[Challenge] Among the lines below, count those containing the word "Output". Give the number only.

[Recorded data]
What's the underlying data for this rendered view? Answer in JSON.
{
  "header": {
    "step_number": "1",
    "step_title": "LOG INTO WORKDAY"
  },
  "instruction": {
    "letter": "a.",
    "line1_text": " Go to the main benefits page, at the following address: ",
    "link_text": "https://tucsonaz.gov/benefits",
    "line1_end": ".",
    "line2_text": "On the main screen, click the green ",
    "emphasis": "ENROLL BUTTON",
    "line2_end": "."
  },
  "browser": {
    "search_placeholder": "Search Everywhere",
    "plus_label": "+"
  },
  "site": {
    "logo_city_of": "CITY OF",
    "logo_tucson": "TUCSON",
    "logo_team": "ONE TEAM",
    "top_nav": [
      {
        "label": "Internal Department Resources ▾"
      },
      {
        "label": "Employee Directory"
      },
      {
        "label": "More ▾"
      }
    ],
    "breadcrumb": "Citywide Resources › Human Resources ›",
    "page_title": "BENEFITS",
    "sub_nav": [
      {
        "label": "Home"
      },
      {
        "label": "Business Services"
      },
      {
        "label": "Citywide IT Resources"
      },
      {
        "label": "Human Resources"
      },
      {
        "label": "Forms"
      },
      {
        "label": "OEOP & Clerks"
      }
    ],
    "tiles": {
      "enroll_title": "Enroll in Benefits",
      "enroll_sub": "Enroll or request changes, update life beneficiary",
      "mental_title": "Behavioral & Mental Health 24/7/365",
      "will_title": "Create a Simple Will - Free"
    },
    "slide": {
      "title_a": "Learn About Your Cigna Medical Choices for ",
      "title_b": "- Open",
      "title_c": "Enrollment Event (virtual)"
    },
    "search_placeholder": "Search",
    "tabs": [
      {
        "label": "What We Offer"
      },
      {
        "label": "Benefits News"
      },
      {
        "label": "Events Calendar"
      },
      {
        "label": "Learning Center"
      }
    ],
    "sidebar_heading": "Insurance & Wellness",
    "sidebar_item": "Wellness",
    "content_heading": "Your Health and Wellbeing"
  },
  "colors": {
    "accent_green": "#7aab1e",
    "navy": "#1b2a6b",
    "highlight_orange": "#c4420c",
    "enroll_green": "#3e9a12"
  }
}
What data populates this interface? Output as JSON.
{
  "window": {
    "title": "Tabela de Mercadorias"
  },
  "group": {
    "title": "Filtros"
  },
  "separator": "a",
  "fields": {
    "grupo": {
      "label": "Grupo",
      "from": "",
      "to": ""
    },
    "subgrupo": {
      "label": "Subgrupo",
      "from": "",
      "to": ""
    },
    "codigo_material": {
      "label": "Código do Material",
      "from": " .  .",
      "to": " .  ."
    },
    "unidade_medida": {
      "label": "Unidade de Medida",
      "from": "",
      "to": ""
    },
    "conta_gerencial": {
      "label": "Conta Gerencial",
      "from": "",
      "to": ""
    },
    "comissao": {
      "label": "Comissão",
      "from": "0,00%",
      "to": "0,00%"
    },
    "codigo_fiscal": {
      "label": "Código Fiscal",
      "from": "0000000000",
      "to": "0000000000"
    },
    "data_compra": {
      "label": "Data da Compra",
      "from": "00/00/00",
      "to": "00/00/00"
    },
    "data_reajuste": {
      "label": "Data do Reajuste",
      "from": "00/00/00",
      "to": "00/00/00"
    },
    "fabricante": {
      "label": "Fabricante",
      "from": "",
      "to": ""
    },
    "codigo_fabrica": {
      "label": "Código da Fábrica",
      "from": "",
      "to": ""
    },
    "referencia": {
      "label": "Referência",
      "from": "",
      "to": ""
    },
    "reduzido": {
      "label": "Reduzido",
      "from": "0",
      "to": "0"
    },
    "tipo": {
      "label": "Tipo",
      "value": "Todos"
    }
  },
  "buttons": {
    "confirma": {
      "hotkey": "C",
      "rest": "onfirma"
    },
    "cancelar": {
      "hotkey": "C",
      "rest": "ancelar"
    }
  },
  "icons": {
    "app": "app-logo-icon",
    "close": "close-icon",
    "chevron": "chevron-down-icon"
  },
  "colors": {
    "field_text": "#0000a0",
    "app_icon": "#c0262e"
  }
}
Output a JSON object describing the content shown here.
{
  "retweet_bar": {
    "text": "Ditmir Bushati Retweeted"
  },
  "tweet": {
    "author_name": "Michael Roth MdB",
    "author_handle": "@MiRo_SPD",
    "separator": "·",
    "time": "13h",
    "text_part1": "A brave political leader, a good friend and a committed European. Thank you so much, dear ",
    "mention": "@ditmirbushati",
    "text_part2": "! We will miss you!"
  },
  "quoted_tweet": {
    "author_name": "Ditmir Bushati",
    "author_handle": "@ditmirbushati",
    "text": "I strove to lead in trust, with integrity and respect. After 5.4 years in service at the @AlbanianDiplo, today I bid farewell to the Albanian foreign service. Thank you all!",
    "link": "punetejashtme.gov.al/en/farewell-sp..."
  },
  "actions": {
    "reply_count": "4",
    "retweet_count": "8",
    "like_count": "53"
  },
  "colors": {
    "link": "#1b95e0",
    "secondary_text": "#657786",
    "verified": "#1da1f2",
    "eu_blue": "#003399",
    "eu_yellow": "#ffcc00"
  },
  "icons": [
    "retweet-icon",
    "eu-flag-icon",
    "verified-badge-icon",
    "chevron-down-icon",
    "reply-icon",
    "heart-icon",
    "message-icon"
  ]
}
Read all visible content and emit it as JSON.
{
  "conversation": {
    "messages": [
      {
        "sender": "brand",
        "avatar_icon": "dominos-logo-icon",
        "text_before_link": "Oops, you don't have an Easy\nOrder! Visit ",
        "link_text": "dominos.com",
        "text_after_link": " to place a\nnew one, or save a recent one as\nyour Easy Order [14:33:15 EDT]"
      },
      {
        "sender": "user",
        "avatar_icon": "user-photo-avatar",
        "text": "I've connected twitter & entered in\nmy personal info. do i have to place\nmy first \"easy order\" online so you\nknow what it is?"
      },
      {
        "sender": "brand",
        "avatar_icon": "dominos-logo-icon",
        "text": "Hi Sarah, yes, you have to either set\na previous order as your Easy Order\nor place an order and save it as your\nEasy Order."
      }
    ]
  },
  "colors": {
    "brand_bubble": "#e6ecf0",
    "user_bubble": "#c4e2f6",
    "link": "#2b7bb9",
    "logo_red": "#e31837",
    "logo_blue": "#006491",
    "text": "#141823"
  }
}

[Solution to this problem] 2